DIRECTION -
Set out every line bearing the string "color".

PROVIDED MATERIAL -
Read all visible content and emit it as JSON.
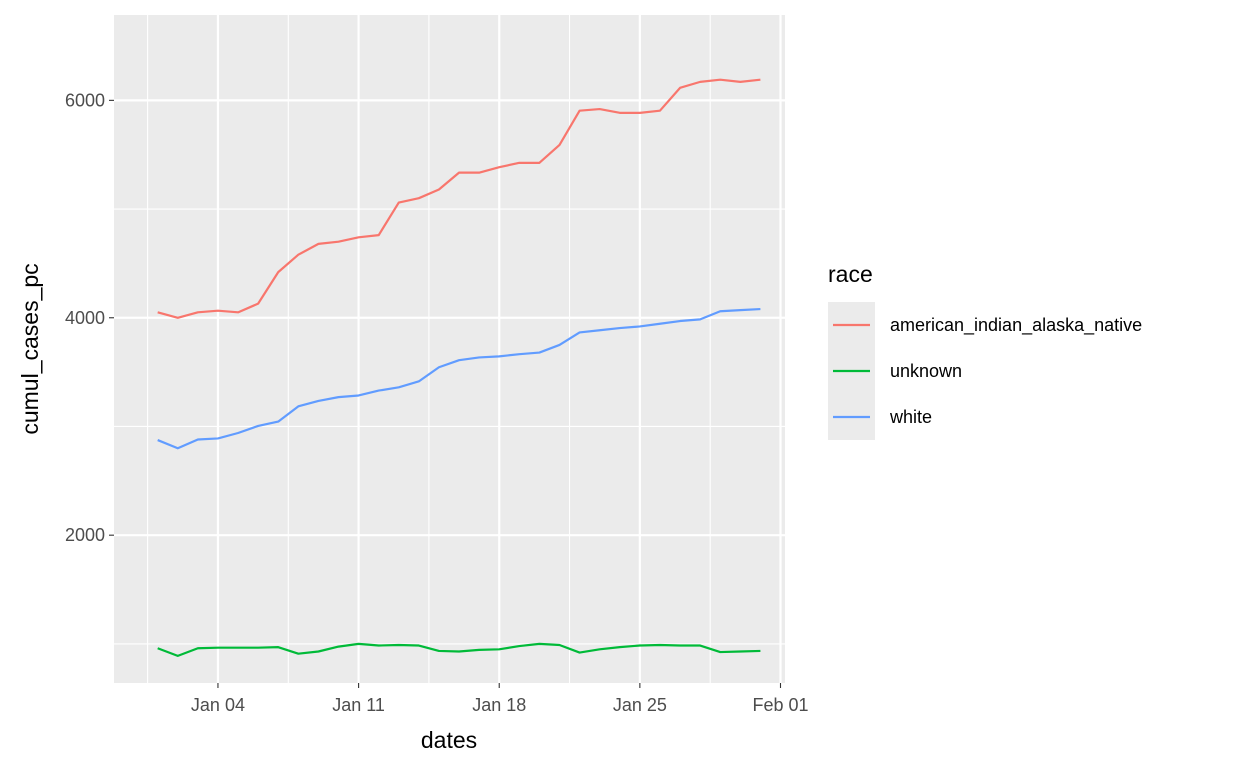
{
  "chart_data": {
    "type": "line",
    "xlabel": "dates",
    "ylabel": "cumul_cases_pc",
    "x_start": "2021-01-01",
    "x_end": "2021-01-31",
    "x": [
      "2021-01-01",
      "2021-01-02",
      "2021-01-03",
      "2021-01-04",
      "2021-01-05",
      "2021-01-06",
      "2021-01-07",
      "2021-01-08",
      "2021-01-09",
      "2021-01-10",
      "2021-01-11",
      "2021-01-12",
      "2021-01-13",
      "2021-01-14",
      "2021-01-15",
      "2021-01-16",
      "2021-01-17",
      "2021-01-18",
      "2021-01-19",
      "2021-01-20",
      "2021-01-21",
      "2021-01-22",
      "2021-01-23",
      "2021-01-24",
      "2021-01-25",
      "2021-01-26",
      "2021-01-27",
      "2021-01-28",
      "2021-01-29",
      "2021-01-30",
      "2021-01-31"
    ],
    "xlim": [
      "2020-12-30",
      "2021-02-01"
    ],
    "ylim": [
      700,
      6500
    ],
    "y_ticks": [
      2000,
      4000,
      6000
    ],
    "x_ticks": [
      {
        "date": "2021-01-04",
        "label": "Jan 04"
      },
      {
        "date": "2021-01-11",
        "label": "Jan 11"
      },
      {
        "date": "2021-01-18",
        "label": "Jan 18"
      },
      {
        "date": "2021-01-25",
        "label": "Jan 25"
      },
      {
        "date": "2021-02-01",
        "label": "Feb 01"
      }
    ],
    "grid": true,
    "legend": {
      "title": "race",
      "placement": "right"
    },
    "series": [
      {
        "name": "american_indian_alaska_native",
        "color": "#F8766D",
        "values": [
          4050,
          4000,
          4050,
          4065,
          4050,
          4130,
          4420,
          4580,
          4680,
          4700,
          4740,
          4760,
          5060,
          5100,
          5180,
          5335,
          5335,
          5385,
          5425,
          5425,
          5590,
          5905,
          5920,
          5885,
          5885,
          5905,
          6115,
          6170,
          6190,
          6170,
          6190
        ]
      },
      {
        "name": "unknown",
        "color": "#00BA38",
        "values": [
          960,
          890,
          960,
          965,
          965,
          965,
          970,
          910,
          930,
          975,
          1000,
          985,
          990,
          985,
          935,
          930,
          945,
          950,
          980,
          1000,
          990,
          920,
          950,
          970,
          985,
          990,
          985,
          985,
          925,
          930,
          935
        ]
      },
      {
        "name": "white",
        "color": "#619CFF",
        "values": [
          2875,
          2800,
          2880,
          2890,
          2940,
          3005,
          3045,
          3185,
          3235,
          3270,
          3285,
          3330,
          3360,
          3415,
          3545,
          3610,
          3635,
          3645,
          3665,
          3680,
          3750,
          3865,
          3885,
          3905,
          3920,
          3945,
          3970,
          3985,
          4060,
          4070,
          4080
        ]
      }
    ]
  }
}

ANSWER TO THIS EXERCISE -
        "color": "#F8766D",
        "color": "#00BA38",
        "color": "#619CFF",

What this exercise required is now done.